(INSTRUCTIONS TO FOLLOW) Word for word, restate every line of the material.

(RECORD LIST)
╭──
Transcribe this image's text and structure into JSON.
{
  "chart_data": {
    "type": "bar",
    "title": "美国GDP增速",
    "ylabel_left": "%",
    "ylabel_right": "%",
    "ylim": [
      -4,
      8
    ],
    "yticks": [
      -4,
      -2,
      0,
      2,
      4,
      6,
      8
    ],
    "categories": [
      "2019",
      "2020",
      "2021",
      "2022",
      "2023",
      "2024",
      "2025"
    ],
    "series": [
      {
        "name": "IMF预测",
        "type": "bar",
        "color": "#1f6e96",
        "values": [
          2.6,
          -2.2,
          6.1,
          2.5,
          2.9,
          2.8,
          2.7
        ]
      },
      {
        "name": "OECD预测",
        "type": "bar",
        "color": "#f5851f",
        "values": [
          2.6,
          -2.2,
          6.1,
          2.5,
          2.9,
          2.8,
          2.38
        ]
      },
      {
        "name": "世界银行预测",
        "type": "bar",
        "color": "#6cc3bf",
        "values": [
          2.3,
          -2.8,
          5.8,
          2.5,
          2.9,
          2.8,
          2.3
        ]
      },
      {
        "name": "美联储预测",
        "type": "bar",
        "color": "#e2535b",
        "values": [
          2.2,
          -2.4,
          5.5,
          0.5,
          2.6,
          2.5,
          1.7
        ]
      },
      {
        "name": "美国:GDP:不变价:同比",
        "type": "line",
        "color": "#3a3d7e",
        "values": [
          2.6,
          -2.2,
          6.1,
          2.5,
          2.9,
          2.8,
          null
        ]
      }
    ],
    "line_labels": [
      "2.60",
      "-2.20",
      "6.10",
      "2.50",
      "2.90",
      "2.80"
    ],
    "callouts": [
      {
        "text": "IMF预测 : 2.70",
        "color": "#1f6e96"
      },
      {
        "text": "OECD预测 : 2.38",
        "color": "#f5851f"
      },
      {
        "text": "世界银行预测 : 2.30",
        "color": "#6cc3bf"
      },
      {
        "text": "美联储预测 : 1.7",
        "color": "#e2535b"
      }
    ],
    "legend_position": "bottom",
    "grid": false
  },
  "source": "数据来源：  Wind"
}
╰──
(RESPONSE BELOW)
Transcribe this image's text and structure into JSON.
{
  "chart_data": {
    "type": "bar",
    "title": "美国GDP增速",
    "ylabel_left": "%",
    "ylabel_right": "%",
    "ylim": [
      -4,
      8
    ],
    "yticks": [
      -4,
      -2,
      0,
      2,
      4,
      6,
      8
    ],
    "categories": [
      "2019",
      "2020",
      "2021",
      "2022",
      "2023",
      "2024",
      "2025"
    ],
    "series": [
      {
        "name": "IMF预测",
        "type": "bar",
        "color": "#1f6e96",
        "values": [
          2.6,
          -2.2,
          6.1,
          2.5,
          2.9,
          2.8,
          2.7
        ]
      },
      {
        "name": "OECD预测",
        "type": "bar",
        "color": "#f5851f",
        "values": [
          2.6,
          -2.2,
          6.1,
          2.5,
          2.9,
          2.8,
          2.38
        ]
      },
      {
        "name": "世界银行预测",
        "type": "bar",
        "color": "#6cc3bf",
        "values": [
          2.3,
          -2.8,
          5.8,
          2.5,
          2.9,
          2.8,
          2.3
        ]
      },
      {
        "name": "美联储预测",
        "type": "bar",
        "color": "#e2535b",
        "values": [
          2.2,
          -2.4,
          5.5,
          0.5,
          2.6,
          2.5,
          1.7
        ]
      },
      {
        "name": "美国:GDP:不变价:同比",
        "type": "line",
        "color": "#3a3d7e",
        "values": [
          2.6,
          -2.2,
          6.1,
          2.5,
          2.9,
          2.8,
          null
        ]
      }
    ],
    "line_labels": [
      "2.60",
      "-2.20",
      "6.10",
      "2.50",
      "2.90",
      "2.80"
    ],
    "callouts": [
      {
        "text": "IMF预测 : 2.70",
        "color": "#1f6e96"
      },
      {
        "text": "OECD预测 : 2.38",
        "color": "#f5851f"
      },
      {
        "text": "世界银行预测 : 2.30",
        "color": "#6cc3bf"
      },
      {
        "text": "美联储预测 : 1.7",
        "color": "#e2535b"
      }
    ],
    "legend_position": "bottom",
    "grid": false
  },
  "source": "数据来源：  Wind"
}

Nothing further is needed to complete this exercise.